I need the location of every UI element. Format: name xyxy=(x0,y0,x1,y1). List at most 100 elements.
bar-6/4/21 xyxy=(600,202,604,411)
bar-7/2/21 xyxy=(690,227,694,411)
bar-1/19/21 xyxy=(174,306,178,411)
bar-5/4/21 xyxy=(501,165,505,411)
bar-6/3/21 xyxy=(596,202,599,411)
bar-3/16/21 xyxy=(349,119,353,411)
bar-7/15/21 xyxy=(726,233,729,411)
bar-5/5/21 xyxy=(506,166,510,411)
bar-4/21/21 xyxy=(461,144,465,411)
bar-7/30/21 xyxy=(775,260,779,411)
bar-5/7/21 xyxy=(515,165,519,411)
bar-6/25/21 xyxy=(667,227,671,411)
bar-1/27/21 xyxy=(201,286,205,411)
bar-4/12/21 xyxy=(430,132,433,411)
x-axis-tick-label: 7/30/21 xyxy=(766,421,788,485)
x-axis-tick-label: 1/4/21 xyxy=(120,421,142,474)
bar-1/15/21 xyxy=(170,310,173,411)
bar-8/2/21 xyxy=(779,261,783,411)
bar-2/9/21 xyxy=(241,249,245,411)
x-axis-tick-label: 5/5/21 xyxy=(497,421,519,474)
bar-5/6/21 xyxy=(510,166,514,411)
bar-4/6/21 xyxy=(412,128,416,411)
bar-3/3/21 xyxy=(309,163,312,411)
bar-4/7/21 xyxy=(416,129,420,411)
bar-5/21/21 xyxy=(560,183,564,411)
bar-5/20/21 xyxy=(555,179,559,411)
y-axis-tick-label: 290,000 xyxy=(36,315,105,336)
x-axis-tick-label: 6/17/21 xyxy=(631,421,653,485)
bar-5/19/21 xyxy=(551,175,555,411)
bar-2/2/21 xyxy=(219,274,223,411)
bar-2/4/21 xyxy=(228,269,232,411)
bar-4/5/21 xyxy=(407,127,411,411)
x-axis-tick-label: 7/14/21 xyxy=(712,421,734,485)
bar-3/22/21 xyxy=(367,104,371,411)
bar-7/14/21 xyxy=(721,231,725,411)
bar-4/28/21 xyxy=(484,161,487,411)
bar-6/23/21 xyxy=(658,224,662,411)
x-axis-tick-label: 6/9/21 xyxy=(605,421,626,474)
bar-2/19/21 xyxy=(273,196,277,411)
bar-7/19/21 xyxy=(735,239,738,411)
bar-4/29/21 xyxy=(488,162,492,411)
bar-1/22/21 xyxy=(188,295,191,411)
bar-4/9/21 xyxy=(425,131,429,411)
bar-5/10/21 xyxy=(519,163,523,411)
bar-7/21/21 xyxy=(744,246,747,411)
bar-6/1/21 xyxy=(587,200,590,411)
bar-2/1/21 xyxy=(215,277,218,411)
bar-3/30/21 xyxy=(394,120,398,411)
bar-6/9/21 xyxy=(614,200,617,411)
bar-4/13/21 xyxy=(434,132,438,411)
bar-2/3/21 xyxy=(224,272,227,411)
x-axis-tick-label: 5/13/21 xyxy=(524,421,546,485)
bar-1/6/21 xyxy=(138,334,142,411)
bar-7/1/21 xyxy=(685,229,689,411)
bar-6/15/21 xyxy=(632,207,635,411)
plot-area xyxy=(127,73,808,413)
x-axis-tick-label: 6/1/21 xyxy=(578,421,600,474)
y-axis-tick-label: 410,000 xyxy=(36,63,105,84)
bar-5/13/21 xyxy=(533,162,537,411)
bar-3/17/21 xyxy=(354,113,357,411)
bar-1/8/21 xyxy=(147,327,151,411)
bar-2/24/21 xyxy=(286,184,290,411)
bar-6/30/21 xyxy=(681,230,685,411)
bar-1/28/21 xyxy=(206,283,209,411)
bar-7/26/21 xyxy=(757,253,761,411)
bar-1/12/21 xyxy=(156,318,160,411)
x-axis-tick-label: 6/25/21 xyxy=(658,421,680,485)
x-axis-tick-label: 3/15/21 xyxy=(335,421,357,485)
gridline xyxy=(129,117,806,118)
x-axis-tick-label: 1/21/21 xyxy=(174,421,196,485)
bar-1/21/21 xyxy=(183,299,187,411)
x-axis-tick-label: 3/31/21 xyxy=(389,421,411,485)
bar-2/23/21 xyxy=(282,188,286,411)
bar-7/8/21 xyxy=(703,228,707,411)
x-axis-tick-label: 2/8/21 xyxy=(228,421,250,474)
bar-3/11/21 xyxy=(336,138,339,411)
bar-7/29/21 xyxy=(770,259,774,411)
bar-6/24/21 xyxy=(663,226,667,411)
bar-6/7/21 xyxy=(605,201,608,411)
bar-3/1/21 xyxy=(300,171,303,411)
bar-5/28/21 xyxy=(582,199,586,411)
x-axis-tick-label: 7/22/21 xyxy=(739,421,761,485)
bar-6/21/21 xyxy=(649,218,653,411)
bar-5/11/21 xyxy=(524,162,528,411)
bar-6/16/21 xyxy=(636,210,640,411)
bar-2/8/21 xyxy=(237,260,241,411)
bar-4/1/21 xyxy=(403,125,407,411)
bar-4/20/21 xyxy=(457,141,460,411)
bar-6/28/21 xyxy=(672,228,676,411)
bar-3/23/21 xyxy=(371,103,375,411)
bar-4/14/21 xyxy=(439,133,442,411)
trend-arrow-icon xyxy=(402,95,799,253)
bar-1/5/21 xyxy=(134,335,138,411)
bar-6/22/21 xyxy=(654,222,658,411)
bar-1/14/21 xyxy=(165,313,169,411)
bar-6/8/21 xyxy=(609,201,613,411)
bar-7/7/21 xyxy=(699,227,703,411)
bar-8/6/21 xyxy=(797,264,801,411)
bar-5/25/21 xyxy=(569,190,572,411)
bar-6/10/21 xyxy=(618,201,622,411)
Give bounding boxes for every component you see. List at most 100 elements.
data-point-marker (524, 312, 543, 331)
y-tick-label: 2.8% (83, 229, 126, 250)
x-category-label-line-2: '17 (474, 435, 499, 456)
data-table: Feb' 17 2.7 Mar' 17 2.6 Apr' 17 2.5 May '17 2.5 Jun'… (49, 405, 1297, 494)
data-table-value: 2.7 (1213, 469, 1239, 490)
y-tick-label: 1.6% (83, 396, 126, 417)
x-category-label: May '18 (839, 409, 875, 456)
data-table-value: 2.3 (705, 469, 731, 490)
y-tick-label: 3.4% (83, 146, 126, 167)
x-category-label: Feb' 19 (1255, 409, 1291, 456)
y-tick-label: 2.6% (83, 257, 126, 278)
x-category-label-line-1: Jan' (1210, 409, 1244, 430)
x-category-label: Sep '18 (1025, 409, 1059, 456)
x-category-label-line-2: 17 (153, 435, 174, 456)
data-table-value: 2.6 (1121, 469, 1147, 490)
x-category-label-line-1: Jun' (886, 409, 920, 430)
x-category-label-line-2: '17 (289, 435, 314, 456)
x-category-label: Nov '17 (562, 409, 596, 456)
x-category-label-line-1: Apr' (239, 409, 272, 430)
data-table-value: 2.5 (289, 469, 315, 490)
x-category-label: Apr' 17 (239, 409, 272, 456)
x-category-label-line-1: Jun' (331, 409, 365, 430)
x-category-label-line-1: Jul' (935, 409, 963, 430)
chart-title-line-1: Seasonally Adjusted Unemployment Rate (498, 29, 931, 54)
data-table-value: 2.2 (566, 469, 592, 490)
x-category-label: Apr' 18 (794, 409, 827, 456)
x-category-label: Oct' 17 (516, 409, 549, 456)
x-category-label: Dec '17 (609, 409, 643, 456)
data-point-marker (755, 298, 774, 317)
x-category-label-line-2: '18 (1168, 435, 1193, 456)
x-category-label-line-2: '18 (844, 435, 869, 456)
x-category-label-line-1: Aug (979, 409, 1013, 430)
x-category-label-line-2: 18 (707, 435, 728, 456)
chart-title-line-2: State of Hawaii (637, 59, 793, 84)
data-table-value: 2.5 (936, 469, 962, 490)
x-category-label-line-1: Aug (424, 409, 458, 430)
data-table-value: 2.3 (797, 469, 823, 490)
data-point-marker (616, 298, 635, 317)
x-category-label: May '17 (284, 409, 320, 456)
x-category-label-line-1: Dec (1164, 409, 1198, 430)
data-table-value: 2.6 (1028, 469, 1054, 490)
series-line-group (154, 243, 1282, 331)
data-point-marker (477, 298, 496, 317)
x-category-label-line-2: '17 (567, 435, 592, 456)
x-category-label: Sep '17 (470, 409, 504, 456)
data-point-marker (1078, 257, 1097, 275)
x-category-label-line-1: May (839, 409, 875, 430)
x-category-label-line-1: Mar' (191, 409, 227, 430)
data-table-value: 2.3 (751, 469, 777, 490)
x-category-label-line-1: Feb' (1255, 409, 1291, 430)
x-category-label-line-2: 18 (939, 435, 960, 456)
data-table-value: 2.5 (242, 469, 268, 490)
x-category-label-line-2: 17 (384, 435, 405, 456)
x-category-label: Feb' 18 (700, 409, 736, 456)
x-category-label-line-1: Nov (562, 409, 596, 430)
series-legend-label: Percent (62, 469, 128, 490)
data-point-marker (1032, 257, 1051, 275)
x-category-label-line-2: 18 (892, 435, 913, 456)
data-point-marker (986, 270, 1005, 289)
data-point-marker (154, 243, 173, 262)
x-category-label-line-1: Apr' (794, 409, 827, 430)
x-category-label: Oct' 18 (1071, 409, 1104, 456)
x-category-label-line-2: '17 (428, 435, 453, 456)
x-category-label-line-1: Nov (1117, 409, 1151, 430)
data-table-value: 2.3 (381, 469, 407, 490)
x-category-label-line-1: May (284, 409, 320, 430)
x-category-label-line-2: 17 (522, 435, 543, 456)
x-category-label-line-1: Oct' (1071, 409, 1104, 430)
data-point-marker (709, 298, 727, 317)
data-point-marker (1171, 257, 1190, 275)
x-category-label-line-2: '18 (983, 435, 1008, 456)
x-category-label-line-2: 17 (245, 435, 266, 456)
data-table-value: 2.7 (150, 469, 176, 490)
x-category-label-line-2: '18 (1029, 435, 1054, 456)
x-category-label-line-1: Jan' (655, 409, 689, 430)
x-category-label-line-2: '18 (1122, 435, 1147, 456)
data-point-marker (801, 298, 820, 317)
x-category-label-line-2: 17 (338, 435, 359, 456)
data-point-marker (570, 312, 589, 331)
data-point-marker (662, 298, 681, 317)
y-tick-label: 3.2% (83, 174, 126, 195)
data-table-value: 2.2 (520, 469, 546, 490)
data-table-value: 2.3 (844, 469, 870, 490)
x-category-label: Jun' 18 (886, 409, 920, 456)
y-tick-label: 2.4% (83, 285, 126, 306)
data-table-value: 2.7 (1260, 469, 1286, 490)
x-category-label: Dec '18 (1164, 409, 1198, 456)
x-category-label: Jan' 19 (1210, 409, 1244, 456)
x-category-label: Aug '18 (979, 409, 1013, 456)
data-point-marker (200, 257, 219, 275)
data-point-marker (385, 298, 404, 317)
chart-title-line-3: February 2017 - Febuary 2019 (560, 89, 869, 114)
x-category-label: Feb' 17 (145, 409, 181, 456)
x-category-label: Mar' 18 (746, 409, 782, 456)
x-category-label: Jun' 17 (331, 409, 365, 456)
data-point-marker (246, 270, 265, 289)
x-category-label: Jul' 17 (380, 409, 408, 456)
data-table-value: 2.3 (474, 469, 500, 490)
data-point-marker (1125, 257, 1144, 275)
:::
**Goal**
Please repeat the listing word for word, from its first line through the line with "bar-7/14/21 xyxy=(721,231,725,411)", including both of those lines.

**Final result**
I need the location of every UI element. Format: name xyxy=(x0,y0,x1,y1). List at most 100 elements.
bar-6/4/21 xyxy=(600,202,604,411)
bar-7/2/21 xyxy=(690,227,694,411)
bar-1/19/21 xyxy=(174,306,178,411)
bar-5/4/21 xyxy=(501,165,505,411)
bar-6/3/21 xyxy=(596,202,599,411)
bar-3/16/21 xyxy=(349,119,353,411)
bar-7/15/21 xyxy=(726,233,729,411)
bar-5/5/21 xyxy=(506,166,510,411)
bar-4/21/21 xyxy=(461,144,465,411)
bar-7/30/21 xyxy=(775,260,779,411)
bar-5/7/21 xyxy=(515,165,519,411)
bar-6/25/21 xyxy=(667,227,671,411)
bar-1/27/21 xyxy=(201,286,205,411)
bar-4/12/21 xyxy=(430,132,433,411)
x-axis-tick-label: 7/30/21 xyxy=(766,421,788,485)
x-axis-tick-label: 1/4/21 xyxy=(120,421,142,474)
bar-1/15/21 xyxy=(170,310,173,411)
bar-8/2/21 xyxy=(779,261,783,411)
bar-2/9/21 xyxy=(241,249,245,411)
x-axis-tick-label: 5/5/21 xyxy=(497,421,519,474)
bar-5/6/21 xyxy=(510,166,514,411)
bar-4/6/21 xyxy=(412,128,416,411)
bar-3/3/21 xyxy=(309,163,312,411)
bar-4/7/21 xyxy=(416,129,420,411)
bar-5/21/21 xyxy=(560,183,564,411)
bar-5/20/21 xyxy=(555,179,559,411)
y-axis-tick-label: 290,000 xyxy=(36,315,105,336)
x-axis-tick-label: 6/17/21 xyxy=(631,421,653,485)
bar-5/19/21 xyxy=(551,175,555,411)
bar-2/2/21 xyxy=(219,274,223,411)
bar-2/4/21 xyxy=(228,269,232,411)
bar-4/5/21 xyxy=(407,127,411,411)
x-axis-tick-label: 7/14/21 xyxy=(712,421,734,485)
bar-3/22/21 xyxy=(367,104,371,411)
bar-7/14/21 xyxy=(721,231,725,411)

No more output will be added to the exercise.